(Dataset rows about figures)

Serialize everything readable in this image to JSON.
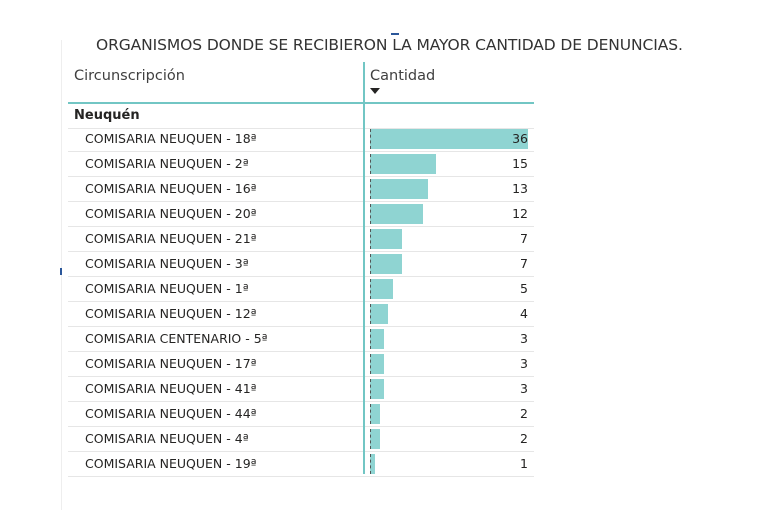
{
  "chart_data": {
    "type": "table",
    "title": "ORGANISMOS DONDE SE RECIBIERON LA MAYOR CANTIDAD DE DENUNCIAS.",
    "columns": [
      "Circunscripción",
      "Cantidad"
    ],
    "sort": "Cantidad descending",
    "group": "Neuquén",
    "max_value": 36,
    "rows": [
      {
        "name": "COMISARIA NEUQUEN - 18ª",
        "value": 36
      },
      {
        "name": "COMISARIA NEUQUEN - 2ª",
        "value": 15
      },
      {
        "name": "COMISARIA NEUQUEN - 16ª",
        "value": 13
      },
      {
        "name": "COMISARIA NEUQUEN - 20ª",
        "value": 12
      },
      {
        "name": "COMISARIA NEUQUEN - 21ª",
        "value": 7
      },
      {
        "name": "COMISARIA NEUQUEN - 3ª",
        "value": 7
      },
      {
        "name": "COMISARIA NEUQUEN - 1ª",
        "value": 5
      },
      {
        "name": "COMISARIA NEUQUEN - 12ª",
        "value": 4
      },
      {
        "name": "COMISARIA CENTENARIO - 5ª",
        "value": 3
      },
      {
        "name": "COMISARIA NEUQUEN - 17ª",
        "value": 3
      },
      {
        "name": "COMISARIA NEUQUEN - 41ª",
        "value": 3
      },
      {
        "name": "COMISARIA NEUQUEN - 44ª",
        "value": 2
      },
      {
        "name": "COMISARIA NEUQUEN - 4ª",
        "value": 2
      },
      {
        "name": "COMISARIA NEUQUEN - 19ª",
        "value": 1
      }
    ],
    "bar_color": "#8fd4d2",
    "accent_color": "#72c6c4"
  },
  "icons": {
    "sort": "sort-descending-icon"
  }
}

--- Aim of the task ---
Each record above should come back exactly the same, only without its pictures.

--- Output of the task ---
Serialize everything readable in this image to JSON.
{
  "chart_data": {
    "type": "table",
    "title": "ORGANISMOS DONDE SE RECIBIERON LA MAYOR CANTIDAD DE DENUNCIAS.",
    "columns": [
      "Circunscripción",
      "Cantidad"
    ],
    "sort": "Cantidad descending",
    "group": "Neuquén",
    "max_value": 36,
    "rows": [
      {
        "name": "COMISARIA NEUQUEN - 18ª",
        "value": 36
      },
      {
        "name": "COMISARIA NEUQUEN - 2ª",
        "value": 15
      },
      {
        "name": "COMISARIA NEUQUEN - 16ª",
        "value": 13
      },
      {
        "name": "COMISARIA NEUQUEN - 20ª",
        "value": 12
      },
      {
        "name": "COMISARIA NEUQUEN - 21ª",
        "value": 7
      },
      {
        "name": "COMISARIA NEUQUEN - 3ª",
        "value": 7
      },
      {
        "name": "COMISARIA NEUQUEN - 1ª",
        "value": 5
      },
      {
        "name": "COMISARIA NEUQUEN - 12ª",
        "value": 4
      },
      {
        "name": "COMISARIA CENTENARIO - 5ª",
        "value": 3
      },
      {
        "name": "COMISARIA NEUQUEN - 17ª",
        "value": 3
      },
      {
        "name": "COMISARIA NEUQUEN - 41ª",
        "value": 3
      },
      {
        "name": "COMISARIA NEUQUEN - 44ª",
        "value": 2
      },
      {
        "name": "COMISARIA NEUQUEN - 4ª",
        "value": 2
      },
      {
        "name": "COMISARIA NEUQUEN - 19ª",
        "value": 1
      }
    ],
    "bar_color": "#8fd4d2",
    "accent_color": "#72c6c4"
  },
  "icons": {
    "sort": "sort-descending-icon"
  }
}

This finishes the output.